▶ [Data for this exercise]:
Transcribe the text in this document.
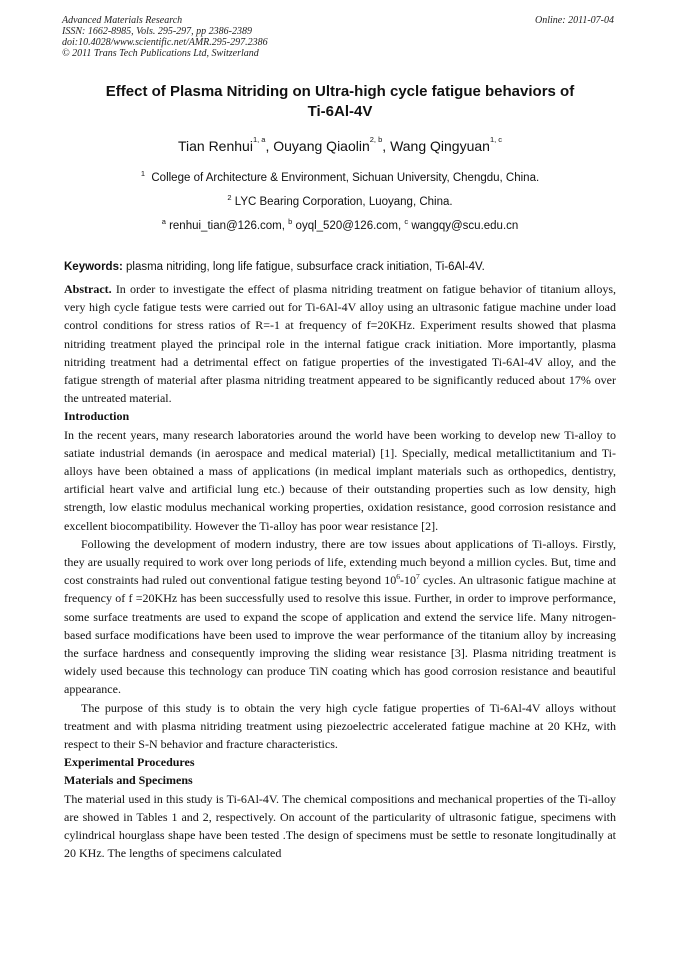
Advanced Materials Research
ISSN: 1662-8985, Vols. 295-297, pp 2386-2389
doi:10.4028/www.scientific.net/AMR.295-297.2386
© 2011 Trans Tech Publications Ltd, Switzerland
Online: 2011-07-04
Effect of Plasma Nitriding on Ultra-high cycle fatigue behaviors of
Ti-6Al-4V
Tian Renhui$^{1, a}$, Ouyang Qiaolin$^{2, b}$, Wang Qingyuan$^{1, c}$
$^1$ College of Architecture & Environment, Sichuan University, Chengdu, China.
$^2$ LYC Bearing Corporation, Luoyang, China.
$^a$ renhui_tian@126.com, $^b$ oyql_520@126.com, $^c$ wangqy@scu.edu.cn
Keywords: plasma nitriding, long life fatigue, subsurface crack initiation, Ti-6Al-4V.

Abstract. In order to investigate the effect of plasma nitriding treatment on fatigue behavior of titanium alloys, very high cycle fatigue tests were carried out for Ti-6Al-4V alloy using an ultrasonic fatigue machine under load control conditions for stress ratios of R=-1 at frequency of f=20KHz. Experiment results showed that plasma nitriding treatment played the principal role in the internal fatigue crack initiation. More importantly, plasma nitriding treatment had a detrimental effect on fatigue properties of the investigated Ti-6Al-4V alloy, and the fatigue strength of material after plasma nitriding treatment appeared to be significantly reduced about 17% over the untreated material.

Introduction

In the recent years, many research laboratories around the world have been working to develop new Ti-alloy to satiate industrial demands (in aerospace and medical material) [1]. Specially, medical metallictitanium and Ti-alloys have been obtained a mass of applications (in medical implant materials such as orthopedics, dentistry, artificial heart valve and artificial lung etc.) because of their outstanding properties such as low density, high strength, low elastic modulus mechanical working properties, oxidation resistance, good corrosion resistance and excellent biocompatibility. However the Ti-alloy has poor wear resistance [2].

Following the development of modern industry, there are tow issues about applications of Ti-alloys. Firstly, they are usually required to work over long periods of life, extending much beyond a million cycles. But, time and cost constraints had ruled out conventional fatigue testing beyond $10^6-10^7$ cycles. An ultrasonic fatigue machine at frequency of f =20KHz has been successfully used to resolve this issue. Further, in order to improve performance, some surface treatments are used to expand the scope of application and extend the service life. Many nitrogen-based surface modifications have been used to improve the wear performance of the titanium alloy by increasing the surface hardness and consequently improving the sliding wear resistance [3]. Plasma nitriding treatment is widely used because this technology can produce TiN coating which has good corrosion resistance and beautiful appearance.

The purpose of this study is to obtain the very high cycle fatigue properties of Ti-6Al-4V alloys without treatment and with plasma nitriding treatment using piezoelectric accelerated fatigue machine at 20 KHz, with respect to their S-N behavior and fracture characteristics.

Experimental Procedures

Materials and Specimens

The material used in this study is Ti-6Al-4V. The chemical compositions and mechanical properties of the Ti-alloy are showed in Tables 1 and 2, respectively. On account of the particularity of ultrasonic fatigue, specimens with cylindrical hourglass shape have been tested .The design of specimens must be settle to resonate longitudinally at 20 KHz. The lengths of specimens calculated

▶ [Aim of the exercise]:
Wherever the string "China" appears in the entries above, list that line.

▶ [Expected answer]:
$^1$ College of Architecture & Environment, Sichuan University, Chengdu, China.
$^2$ LYC Bearing Corporation, Luoyang, China.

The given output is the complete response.